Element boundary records

--------

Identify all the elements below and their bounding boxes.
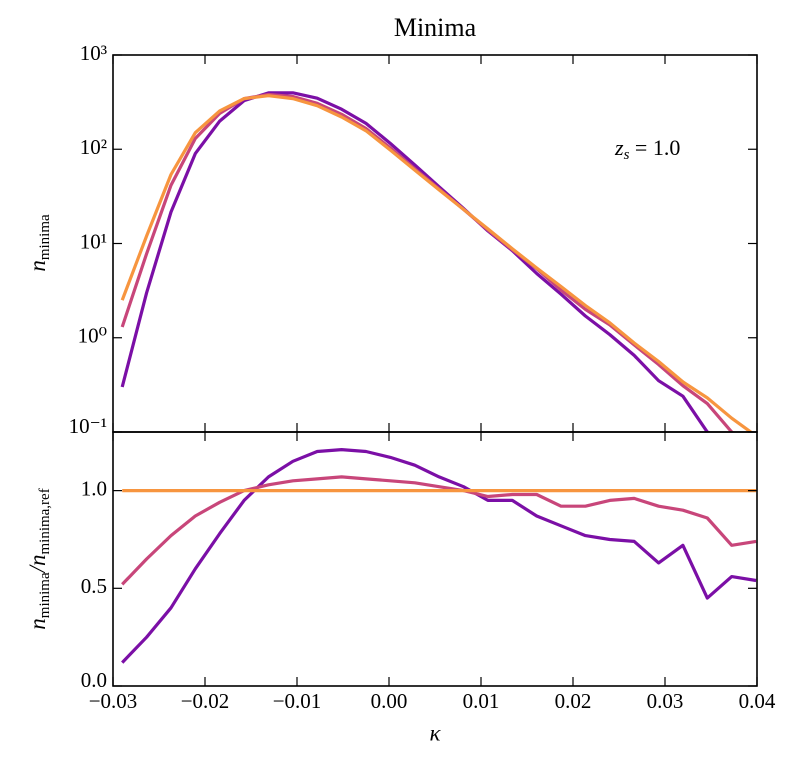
axes-frame [112,54,758,433]
data-line [120,91,712,432]
data-line [121,448,757,664]
x-tick-label: −0.02 [181,689,230,713]
y-tick-label: 10¹ [80,229,107,253]
label-part: minima [37,572,53,618]
y-axis-label: nminima/nminima,ref [25,488,53,629]
label-part: n [25,618,50,630]
plot-area [120,91,754,432]
x-tick-label: 0.00 [371,689,408,713]
x-axis-label: κ [429,720,441,745]
chart-title: Minima [394,13,477,42]
label-part: minima,ref [37,488,53,554]
x-tick-label: 0.01 [463,689,500,713]
label-part: n [25,260,50,272]
y-tick-label: 10² [80,135,107,159]
label-part: /n [25,555,50,575]
label-part: z [614,135,624,160]
y-axis-label: nminima [25,214,53,272]
x-tick-label: 0.04 [739,689,776,713]
y-tick-label: 10³ [80,41,107,65]
y-tick-label: 1.0 [81,476,107,500]
y-tick-label: 0.0 [81,668,107,692]
x-tick-label: −0.03 [89,689,138,713]
x-tick-label: −0.01 [273,689,322,713]
label-part: s [624,147,630,163]
y-tick-label: 0.5 [81,574,107,598]
data-line [120,94,754,432]
x-tick-label: 0.02 [555,689,592,713]
label-part: = 1.0 [629,135,680,160]
plot-area [121,448,757,664]
annotation: zs = 1.0 [614,135,680,163]
data-line [121,475,757,586]
y-tick-label: 10⁰ [78,324,107,348]
y-tick-label: 10⁻¹ [69,414,107,438]
x-tick-label: 0.03 [647,689,684,713]
label-part: minima [37,214,53,260]
axes-frame [112,431,758,687]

--------

Instructions to follow:
Return every line of the rows above word for word, leaving out the picture.

Result of this task:
Identify all the elements below and their bounding boxes.
axes-frame [112,54,758,433]
data-line [120,91,712,432]
data-line [121,448,757,664]
x-tick-label: −0.02 [181,689,230,713]
y-tick-label: 10¹ [80,229,107,253]
label-part: minima [37,572,53,618]
y-axis-label: nminima/nminima,ref [25,488,53,629]
label-part: n [25,618,50,630]
plot-area [120,91,754,432]
x-tick-label: 0.00 [371,689,408,713]
x-axis-label: κ [429,720,441,745]
chart-title: Minima [394,13,477,42]
label-part: minima,ref [37,488,53,554]
x-tick-label: 0.01 [463,689,500,713]
label-part: n [25,260,50,272]
y-tick-label: 10² [80,135,107,159]
label-part: /n [25,555,50,575]
label-part: z [614,135,624,160]
y-axis-label: nminima [25,214,53,272]
x-tick-label: 0.04 [739,689,776,713]
y-tick-label: 10³ [80,41,107,65]
y-tick-label: 1.0 [81,476,107,500]
y-tick-label: 0.0 [81,668,107,692]
x-tick-label: −0.03 [89,689,138,713]
x-tick-label: −0.01 [273,689,322,713]
label-part: s [624,147,630,163]
y-tick-label: 0.5 [81,574,107,598]
data-line [120,94,754,432]
x-tick-label: 0.02 [555,689,592,713]
label-part: = 1.0 [629,135,680,160]
plot-area [121,448,757,664]
annotation: zs = 1.0 [614,135,680,163]
data-line [121,475,757,586]
y-tick-label: 10⁰ [78,324,107,348]
y-tick-label: 10⁻¹ [69,414,107,438]
x-tick-label: 0.03 [647,689,684,713]
label-part: minima [37,214,53,260]
axes-frame [112,431,758,687]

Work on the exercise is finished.